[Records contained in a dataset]
********

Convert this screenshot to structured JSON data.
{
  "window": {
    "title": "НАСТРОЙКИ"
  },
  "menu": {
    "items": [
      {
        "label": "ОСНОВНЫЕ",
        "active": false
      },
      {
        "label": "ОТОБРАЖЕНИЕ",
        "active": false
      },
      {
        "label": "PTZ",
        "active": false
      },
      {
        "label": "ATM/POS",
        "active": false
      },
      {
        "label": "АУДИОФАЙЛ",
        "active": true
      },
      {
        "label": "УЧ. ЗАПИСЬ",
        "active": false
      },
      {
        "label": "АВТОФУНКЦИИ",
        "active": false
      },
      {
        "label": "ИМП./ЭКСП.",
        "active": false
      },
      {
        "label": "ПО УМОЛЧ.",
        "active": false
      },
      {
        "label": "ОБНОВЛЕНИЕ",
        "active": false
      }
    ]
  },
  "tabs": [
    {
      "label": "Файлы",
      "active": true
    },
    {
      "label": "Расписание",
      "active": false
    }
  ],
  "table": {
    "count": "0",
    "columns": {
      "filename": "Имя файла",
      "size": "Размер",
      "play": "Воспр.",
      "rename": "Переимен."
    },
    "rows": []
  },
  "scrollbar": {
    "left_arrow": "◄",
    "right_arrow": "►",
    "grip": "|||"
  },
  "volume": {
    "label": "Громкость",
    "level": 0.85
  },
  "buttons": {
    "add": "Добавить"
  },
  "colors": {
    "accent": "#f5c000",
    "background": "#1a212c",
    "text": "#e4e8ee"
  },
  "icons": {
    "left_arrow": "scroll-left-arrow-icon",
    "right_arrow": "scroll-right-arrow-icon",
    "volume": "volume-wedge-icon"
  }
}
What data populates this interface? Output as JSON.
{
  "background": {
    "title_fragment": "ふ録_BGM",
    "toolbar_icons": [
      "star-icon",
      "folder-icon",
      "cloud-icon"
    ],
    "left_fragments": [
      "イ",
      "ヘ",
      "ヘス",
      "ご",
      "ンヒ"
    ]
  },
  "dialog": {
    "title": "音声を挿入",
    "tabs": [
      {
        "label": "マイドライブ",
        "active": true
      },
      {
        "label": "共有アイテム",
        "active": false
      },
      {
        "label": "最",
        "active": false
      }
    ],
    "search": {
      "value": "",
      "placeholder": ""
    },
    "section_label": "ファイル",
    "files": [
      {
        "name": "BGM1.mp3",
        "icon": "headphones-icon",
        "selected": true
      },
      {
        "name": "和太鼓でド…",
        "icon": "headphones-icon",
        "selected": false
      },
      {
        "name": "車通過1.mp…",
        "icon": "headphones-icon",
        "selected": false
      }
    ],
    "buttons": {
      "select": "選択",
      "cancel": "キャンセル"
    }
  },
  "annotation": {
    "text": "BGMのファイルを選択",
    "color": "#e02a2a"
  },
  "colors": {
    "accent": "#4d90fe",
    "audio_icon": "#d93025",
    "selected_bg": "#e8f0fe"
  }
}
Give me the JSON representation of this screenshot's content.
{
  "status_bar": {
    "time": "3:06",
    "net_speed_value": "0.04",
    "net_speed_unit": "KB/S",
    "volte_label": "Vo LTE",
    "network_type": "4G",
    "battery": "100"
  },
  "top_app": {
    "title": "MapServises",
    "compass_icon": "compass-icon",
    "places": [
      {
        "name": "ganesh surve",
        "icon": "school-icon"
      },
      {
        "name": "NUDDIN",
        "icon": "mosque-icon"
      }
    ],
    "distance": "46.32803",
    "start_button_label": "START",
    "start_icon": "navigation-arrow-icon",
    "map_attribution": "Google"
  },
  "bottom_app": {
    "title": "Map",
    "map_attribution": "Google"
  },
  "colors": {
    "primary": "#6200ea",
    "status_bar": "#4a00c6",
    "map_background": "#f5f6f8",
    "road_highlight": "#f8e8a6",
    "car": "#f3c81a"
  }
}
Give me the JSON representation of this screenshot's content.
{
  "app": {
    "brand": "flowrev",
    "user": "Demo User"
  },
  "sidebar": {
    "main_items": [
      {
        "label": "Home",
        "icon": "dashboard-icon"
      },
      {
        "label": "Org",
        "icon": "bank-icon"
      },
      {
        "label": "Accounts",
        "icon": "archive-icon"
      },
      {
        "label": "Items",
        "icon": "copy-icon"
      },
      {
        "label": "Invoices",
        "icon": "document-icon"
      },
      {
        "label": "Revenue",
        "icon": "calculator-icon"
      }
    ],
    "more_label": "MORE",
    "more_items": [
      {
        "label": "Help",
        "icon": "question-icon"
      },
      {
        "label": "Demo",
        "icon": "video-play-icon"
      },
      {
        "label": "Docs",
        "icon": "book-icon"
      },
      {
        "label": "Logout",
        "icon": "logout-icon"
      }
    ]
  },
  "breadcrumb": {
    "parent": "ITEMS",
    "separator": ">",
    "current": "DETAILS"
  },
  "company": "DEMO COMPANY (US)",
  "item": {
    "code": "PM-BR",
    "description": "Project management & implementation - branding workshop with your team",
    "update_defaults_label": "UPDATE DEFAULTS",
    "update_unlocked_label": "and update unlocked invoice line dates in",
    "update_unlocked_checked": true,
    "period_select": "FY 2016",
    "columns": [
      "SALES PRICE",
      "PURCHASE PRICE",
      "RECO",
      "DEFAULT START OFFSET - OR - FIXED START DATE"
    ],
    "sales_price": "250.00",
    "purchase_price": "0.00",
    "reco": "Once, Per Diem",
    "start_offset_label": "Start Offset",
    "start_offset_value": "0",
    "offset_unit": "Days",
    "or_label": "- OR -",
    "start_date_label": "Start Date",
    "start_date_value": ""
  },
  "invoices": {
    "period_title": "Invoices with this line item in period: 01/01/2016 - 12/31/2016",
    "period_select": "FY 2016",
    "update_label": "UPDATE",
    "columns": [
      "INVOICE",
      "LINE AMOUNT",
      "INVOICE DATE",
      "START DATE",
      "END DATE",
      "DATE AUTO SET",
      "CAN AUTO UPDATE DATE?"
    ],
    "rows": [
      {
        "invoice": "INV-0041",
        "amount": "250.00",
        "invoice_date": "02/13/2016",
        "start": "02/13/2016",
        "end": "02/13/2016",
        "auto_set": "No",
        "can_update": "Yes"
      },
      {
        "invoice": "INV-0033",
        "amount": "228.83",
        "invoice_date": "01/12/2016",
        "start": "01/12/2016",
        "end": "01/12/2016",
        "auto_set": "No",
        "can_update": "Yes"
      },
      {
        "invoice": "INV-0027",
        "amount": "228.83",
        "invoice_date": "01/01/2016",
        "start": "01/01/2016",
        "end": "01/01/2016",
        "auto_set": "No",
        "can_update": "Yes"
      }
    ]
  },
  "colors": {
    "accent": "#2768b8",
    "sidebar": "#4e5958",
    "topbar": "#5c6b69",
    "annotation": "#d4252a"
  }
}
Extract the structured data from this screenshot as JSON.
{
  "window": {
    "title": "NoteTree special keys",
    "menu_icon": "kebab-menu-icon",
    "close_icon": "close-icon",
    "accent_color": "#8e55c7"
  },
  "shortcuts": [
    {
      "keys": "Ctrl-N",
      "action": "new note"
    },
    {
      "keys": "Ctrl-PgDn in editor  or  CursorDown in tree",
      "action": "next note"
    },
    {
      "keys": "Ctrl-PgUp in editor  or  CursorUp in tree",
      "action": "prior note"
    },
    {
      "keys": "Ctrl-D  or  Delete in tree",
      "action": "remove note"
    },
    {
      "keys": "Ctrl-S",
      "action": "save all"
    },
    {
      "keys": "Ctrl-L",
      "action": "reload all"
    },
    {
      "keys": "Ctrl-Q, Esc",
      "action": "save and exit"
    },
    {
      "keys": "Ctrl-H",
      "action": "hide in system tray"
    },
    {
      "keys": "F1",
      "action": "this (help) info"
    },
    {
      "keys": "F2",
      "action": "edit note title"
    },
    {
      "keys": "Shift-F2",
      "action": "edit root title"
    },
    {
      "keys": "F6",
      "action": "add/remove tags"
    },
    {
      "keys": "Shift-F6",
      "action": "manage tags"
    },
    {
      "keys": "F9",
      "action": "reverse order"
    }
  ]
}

********

Your answer should be only a number: how many lines of the data above contain the string "structured"?

## Output below
2